/---

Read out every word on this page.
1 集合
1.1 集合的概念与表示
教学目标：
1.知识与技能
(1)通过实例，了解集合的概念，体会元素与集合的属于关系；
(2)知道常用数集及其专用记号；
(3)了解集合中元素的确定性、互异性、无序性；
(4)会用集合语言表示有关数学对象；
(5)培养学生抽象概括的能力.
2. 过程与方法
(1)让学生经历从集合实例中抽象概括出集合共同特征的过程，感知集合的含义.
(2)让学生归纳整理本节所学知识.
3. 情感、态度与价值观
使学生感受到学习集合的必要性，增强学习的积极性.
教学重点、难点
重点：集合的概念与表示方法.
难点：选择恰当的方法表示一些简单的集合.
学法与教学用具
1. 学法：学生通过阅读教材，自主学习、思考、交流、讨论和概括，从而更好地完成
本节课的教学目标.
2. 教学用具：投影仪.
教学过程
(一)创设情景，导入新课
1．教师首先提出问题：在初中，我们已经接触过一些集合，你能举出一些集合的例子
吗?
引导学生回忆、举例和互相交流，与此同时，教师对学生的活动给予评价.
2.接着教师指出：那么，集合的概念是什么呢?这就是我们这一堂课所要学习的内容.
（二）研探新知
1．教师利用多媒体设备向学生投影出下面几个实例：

\---

**DIRECTION**
Output every entry shown above, exactly.

**TASK RESULT**
Read out every word on this page.
1 集合
1.1 集合的概念与表示
教学目标：
1.知识与技能
(1)通过实例，了解集合的概念，体会元素与集合的属于关系；
(2)知道常用数集及其专用记号；
(3)了解集合中元素的确定性、互异性、无序性；
(4)会用集合语言表示有关数学对象；
(5)培养学生抽象概括的能力.
2. 过程与方法
(1)让学生经历从集合实例中抽象概括出集合共同特征的过程，感知集合的含义.
(2)让学生归纳整理本节所学知识.
3. 情感、态度与价值观
使学生感受到学习集合的必要性，增强学习的积极性.
教学重点、难点
重点：集合的概念与表示方法.
难点：选择恰当的方法表示一些简单的集合.
学法与教学用具
1. 学法：学生通过阅读教材，自主学习、思考、交流、讨论和概括，从而更好地完成
本节课的教学目标.
2. 教学用具：投影仪.
教学过程
(一)创设情景，导入新课
1．教师首先提出问题：在初中，我们已经接触过一些集合，你能举出一些集合的例子
吗?
引导学生回忆、举例和互相交流，与此同时，教师对学生的活动给予评价.
2.接着教师指出：那么，集合的概念是什么呢?这就是我们这一堂课所要学习的内容.
（二）研探新知
1．教师利用多媒体设备向学生投影出下面几个实例：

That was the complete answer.